- Stated goal -
Pictures aside, repeat every entry exactly.

- Records from a collection of figures -
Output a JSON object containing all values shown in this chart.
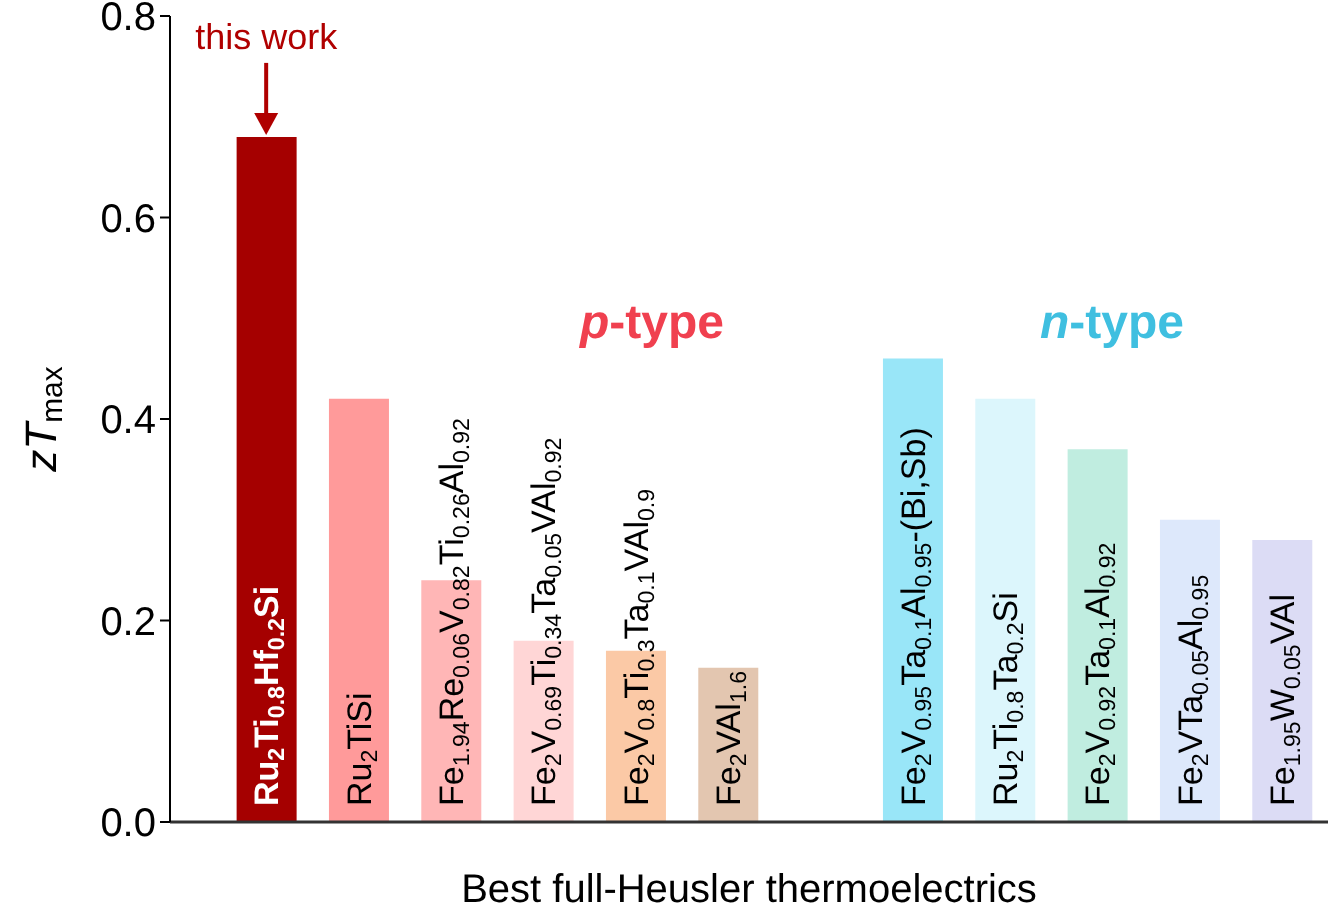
{
  "chart_data": {
    "type": "bar",
    "xlabel": "Best full-Heusler thermoelectrics",
    "ylabel": "zT$_{max}$",
    "categories": [
      "Ru$_{2}$Ti$_{0.8}$Hf$_{0.2}$Si",
      "Ru$_{2}$TiSi",
      "Fe$_{1.94}$Re$_{0.06}$V$_{0.82}$Ti$_{0.26}$Al$_{0.92}$",
      "Fe$_{2}$V$_{0.69}$Ti$_{0.34}$Ta$_{0.05}$VAl$_{0.92}$",
      "Fe$_{2}$V$_{0.8}$Ti$_{0.3}$Ta$_{0.1}$VAl$_{0.9}$",
      "Fe$_{2}$VAl$_{1.6}$",
      null,
      "Fe$_{2}$V$_{0.95}$Ta$_{0.1}$Al$_{0.95}$-(Bi,Sb)",
      "Ru$_{2}$Ti$_{0.8}$Ta$_{0.2}$Si",
      "Fe$_{2}$V$_{0.92}$Ta$_{0.1}$Al$_{0.92}$",
      "Fe$_{2}$VTa$_{0.05}$Al$_{0.95}$",
      "Fe$_{1.95}$W$_{0.05}$VAl"
    ],
    "values": [
      0.68,
      0.42,
      0.24,
      0.18,
      0.17,
      0.153,
      null,
      0.46,
      0.42,
      0.37,
      0.3,
      0.28
    ],
    "colors": [
      "#a50000",
      "#ff9a9a",
      "#ffb6b6",
      "#ffd6d6",
      "#fbc9a6",
      "#e3c6b0",
      null,
      "#99e6f8",
      "#dcf6fc",
      "#c0ede0",
      "#dde8fb",
      "#dcdcf5"
    ],
    "ylim": [
      0,
      0.8
    ],
    "yticks": [
      {
        "value": 0,
        "label": "0.0"
      },
      {
        "value": 0.2,
        "label": "0.2"
      },
      {
        "value": 0.4,
        "label": "0.4"
      },
      {
        "value": 0.6,
        "label": "0.6"
      },
      {
        "value": 0.8,
        "label": "0.8"
      }
    ],
    "annotations": [
      {
        "text": "this work",
        "x": "Ru$_{2}$Ti$_{0.8}$Hf$_{0.2}$Si",
        "y": 0.68
      },
      "p-type",
      "n-type"
    ],
    "grid": false,
    "legend": false
  }
}
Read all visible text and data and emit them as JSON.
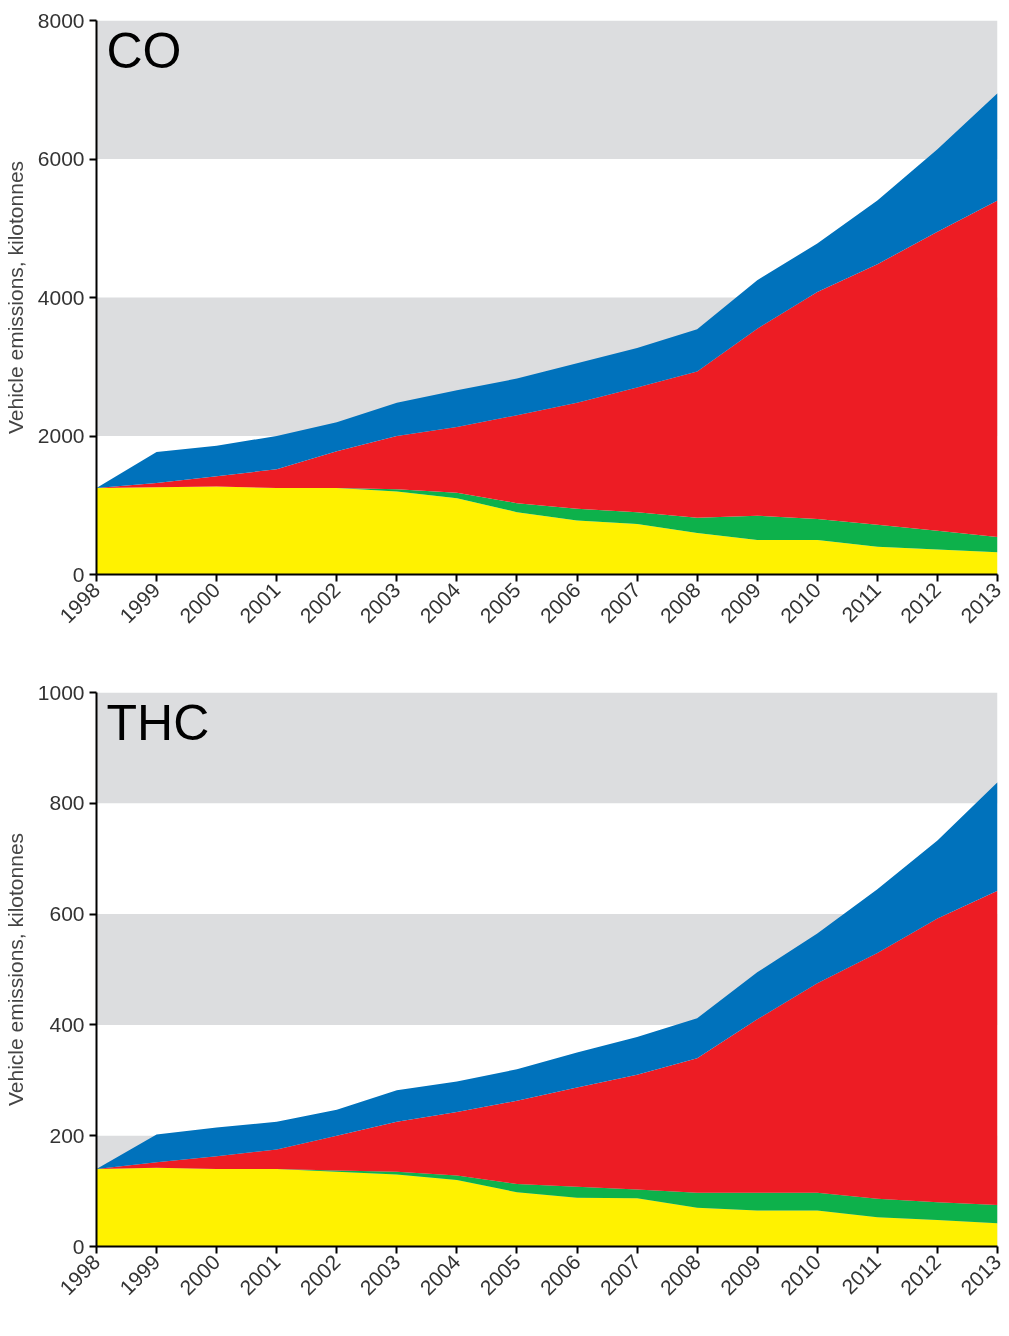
{
  "chart_data": [
    {
      "type": "area",
      "title": "CO",
      "ylabel": "Vehicle emissions, kilotonnes",
      "stacked": true,
      "x": [
        1998,
        1999,
        2000,
        2001,
        2002,
        2003,
        2004,
        2005,
        2006,
        2007,
        2008,
        2009,
        2010,
        2011,
        2012,
        2013
      ],
      "xlim": [
        1998,
        2013
      ],
      "xticks": [
        1998,
        1999,
        2000,
        2001,
        2002,
        2003,
        2004,
        2005,
        2006,
        2007,
        2008,
        2009,
        2010,
        2011,
        2012,
        2013
      ],
      "ylim": [
        0,
        8000
      ],
      "yticks": [
        0,
        2000,
        4000,
        6000,
        8000
      ],
      "bands": [
        {
          "axis": "y",
          "from": 2000,
          "to": 4000,
          "color": "#dcdddf"
        },
        {
          "axis": "y",
          "from": 6000,
          "to": 8000,
          "color": "#dcdddf"
        }
      ],
      "series": [
        {
          "color": "#fff200",
          "values": [
            1250,
            1260,
            1270,
            1250,
            1250,
            1200,
            1100,
            900,
            780,
            730,
            600,
            500,
            500,
            400,
            360,
            320
          ]
        },
        {
          "color": "#0db14b",
          "values": [
            0,
            0,
            0,
            0,
            0,
            30,
            80,
            130,
            170,
            170,
            220,
            350,
            300,
            320,
            270,
            220
          ]
        },
        {
          "color": "#ed1c24",
          "values": [
            0,
            60,
            150,
            270,
            530,
            770,
            950,
            1270,
            1530,
            1800,
            2110,
            2700,
            3280,
            3760,
            4320,
            4860
          ]
        },
        {
          "color": "#0072bc",
          "values": [
            0,
            450,
            440,
            480,
            420,
            480,
            530,
            530,
            570,
            570,
            610,
            700,
            700,
            920,
            1190,
            1550
          ]
        }
      ]
    },
    {
      "type": "area",
      "title": "THC",
      "ylabel": "Vehicle emissions, kilotonnes",
      "stacked": true,
      "x": [
        1998,
        1999,
        2000,
        2001,
        2002,
        2003,
        2004,
        2005,
        2006,
        2007,
        2008,
        2009,
        2010,
        2011,
        2012,
        2013
      ],
      "xlim": [
        1998,
        2013
      ],
      "xticks": [
        1998,
        1999,
        2000,
        2001,
        2002,
        2003,
        2004,
        2005,
        2006,
        2007,
        2008,
        2009,
        2010,
        2011,
        2012,
        2013
      ],
      "ylim": [
        0,
        1000
      ],
      "yticks": [
        0,
        200,
        400,
        600,
        800,
        1000
      ],
      "bands": [
        {
          "axis": "y",
          "from": 0,
          "to": 200,
          "color": "#dcdddf"
        },
        {
          "axis": "y",
          "from": 400,
          "to": 600,
          "color": "#dcdddf"
        },
        {
          "axis": "y",
          "from": 800,
          "to": 1000,
          "color": "#dcdddf"
        }
      ],
      "series": [
        {
          "color": "#fff200",
          "values": [
            140,
            142,
            140,
            140,
            135,
            130,
            120,
            98,
            88,
            87,
            70,
            65,
            65,
            53,
            48,
            42
          ]
        },
        {
          "color": "#0db14b",
          "values": [
            0,
            0,
            0,
            0,
            2,
            5,
            8,
            15,
            20,
            16,
            27,
            32,
            32,
            33,
            32,
            33
          ]
        },
        {
          "color": "#ed1c24",
          "values": [
            0,
            10,
            23,
            35,
            63,
            90,
            115,
            150,
            179,
            207,
            243,
            313,
            378,
            444,
            512,
            567
          ]
        },
        {
          "color": "#0072bc",
          "values": [
            0,
            50,
            52,
            50,
            47,
            57,
            55,
            57,
            63,
            68,
            72,
            85,
            90,
            115,
            141,
            196
          ]
        }
      ]
    }
  ]
}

- Worked answer -
Output a JSON object containing all values shown in this chart.
{
  "chart_data": {
    "type": "bar",
    "xlabel": "Best full-Heusler thermoelectrics",
    "ylabel": "zT$_{max}$",
    "categories": [
      "Ru$_{2}$Ti$_{0.8}$Hf$_{0.2}$Si",
      "Ru$_{2}$TiSi",
      "Fe$_{1.94}$Re$_{0.06}$V$_{0.82}$Ti$_{0.26}$Al$_{0.92}$",
      "Fe$_{2}$V$_{0.69}$Ti$_{0.34}$Ta$_{0.05}$VAl$_{0.92}$",
      "Fe$_{2}$V$_{0.8}$Ti$_{0.3}$Ta$_{0.1}$VAl$_{0.9}$",
      "Fe$_{2}$VAl$_{1.6}$",
      null,
      "Fe$_{2}$V$_{0.95}$Ta$_{0.1}$Al$_{0.95}$-(Bi,Sb)",
      "Ru$_{2}$Ti$_{0.8}$Ta$_{0.2}$Si",
      "Fe$_{2}$V$_{0.92}$Ta$_{0.1}$Al$_{0.92}$",
      "Fe$_{2}$VTa$_{0.05}$Al$_{0.95}$",
      "Fe$_{1.95}$W$_{0.05}$VAl"
    ],
    "values": [
      0.68,
      0.42,
      0.24,
      0.18,
      0.17,
      0.153,
      null,
      0.46,
      0.42,
      0.37,
      0.3,
      0.28
    ],
    "colors": [
      "#a50000",
      "#ff9a9a",
      "#ffb6b6",
      "#ffd6d6",
      "#fbc9a6",
      "#e3c6b0",
      null,
      "#99e6f8",
      "#dcf6fc",
      "#c0ede0",
      "#dde8fb",
      "#dcdcf5"
    ],
    "ylim": [
      0,
      0.8
    ],
    "yticks": [
      {
        "value": 0,
        "label": "0.0"
      },
      {
        "value": 0.2,
        "label": "0.2"
      },
      {
        "value": 0.4,
        "label": "0.4"
      },
      {
        "value": 0.6,
        "label": "0.6"
      },
      {
        "value": 0.8,
        "label": "0.8"
      }
    ],
    "annotations": [
      {
        "text": "this work",
        "x": "Ru$_{2}$Ti$_{0.8}$Hf$_{0.2}$Si",
        "y": 0.68
      },
      "p-type",
      "n-type"
    ],
    "grid": false,
    "legend": false
  }
}
Read all visible text and data and emit them as JSON.
{
  "chart_data": [
    {
      "type": "area",
      "title": "CO",
      "ylabel": "Vehicle emissions, kilotonnes",
      "stacked": true,
      "x": [
        1998,
        1999,
        2000,
        2001,
        2002,
        2003,
        2004,
        2005,
        2006,
        2007,
        2008,
        2009,
        2010,
        2011,
        2012,
        2013
      ],
      "xlim": [
        1998,
        2013
      ],
      "xticks": [
        1998,
        1999,
        2000,
        2001,
        2002,
        2003,
        2004,
        2005,
        2006,
        2007,
        2008,
        2009,
        2010,
        2011,
        2012,
        2013
      ],
      "ylim": [
        0,
        8000
      ],
      "yticks": [
        0,
        2000,
        4000,
        6000,
        8000
      ],
      "bands": [
        {
          "axis": "y",
          "from": 2000,
          "to": 4000,
          "color": "#dcdddf"
        },
        {
          "axis": "y",
          "from": 6000,
          "to": 8000,
          "color": "#dcdddf"
        }
      ],
      "series": [
        {
          "color": "#fff200",
          "values": [
            1250,
            1260,
            1270,
            1250,
            1250,
            1200,
            1100,
            900,
            780,
            730,
            600,
            500,
            500,
            400,
            360,
            320
          ]
        },
        {
          "color": "#0db14b",
          "values": [
            0,
            0,
            0,
            0,
            0,
            30,
            80,
            130,
            170,
            170,
            220,
            350,
            300,
            320,
            270,
            220
          ]
        },
        {
          "color": "#ed1c24",
          "values": [
            0,
            60,
            150,
            270,
            530,
            770,
            950,
            1270,
            1530,
            1800,
            2110,
            2700,
            3280,
            3760,
            4320,
            4860
          ]
        },
        {
          "color": "#0072bc",
          "values": [
            0,
            450,
            440,
            480,
            420,
            480,
            530,
            530,
            570,
            570,
            610,
            700,
            700,
            920,
            1190,
            1550
          ]
        }
      ]
    },
    {
      "type": "area",
      "title": "THC",
      "ylabel": "Vehicle emissions, kilotonnes",
      "stacked": true,
      "x": [
        1998,
        1999,
        2000,
        2001,
        2002,
        2003,
        2004,
        2005,
        2006,
        2007,
        2008,
        2009,
        2010,
        2011,
        2012,
        2013
      ],
      "xlim": [
        1998,
        2013
      ],
      "xticks": [
        1998,
        1999,
        2000,
        2001,
        2002,
        2003,
        2004,
        2005,
        2006,
        2007,
        2008,
        2009,
        2010,
        2011,
        2012,
        2013
      ],
      "ylim": [
        0,
        1000
      ],
      "yticks": [
        0,
        200,
        400,
        600,
        800,
        1000
      ],
      "bands": [
        {
          "axis": "y",
          "from": 0,
          "to": 200,
          "color": "#dcdddf"
        },
        {
          "axis": "y",
          "from": 400,
          "to": 600,
          "color": "#dcdddf"
        },
        {
          "axis": "y",
          "from": 800,
          "to": 1000,
          "color": "#dcdddf"
        }
      ],
      "series": [
        {
          "color": "#fff200",
          "values": [
            140,
            142,
            140,
            140,
            135,
            130,
            120,
            98,
            88,
            87,
            70,
            65,
            65,
            53,
            48,
            42
          ]
        },
        {
          "color": "#0db14b",
          "values": [
            0,
            0,
            0,
            0,
            2,
            5,
            8,
            15,
            20,
            16,
            27,
            32,
            32,
            33,
            32,
            33
          ]
        },
        {
          "color": "#ed1c24",
          "values": [
            0,
            10,
            23,
            35,
            63,
            90,
            115,
            150,
            179,
            207,
            243,
            313,
            378,
            444,
            512,
            567
          ]
        },
        {
          "color": "#0072bc",
          "values": [
            0,
            50,
            52,
            50,
            47,
            57,
            55,
            57,
            63,
            68,
            72,
            85,
            90,
            115,
            141,
            196
          ]
        }
      ]
    }
  ]
}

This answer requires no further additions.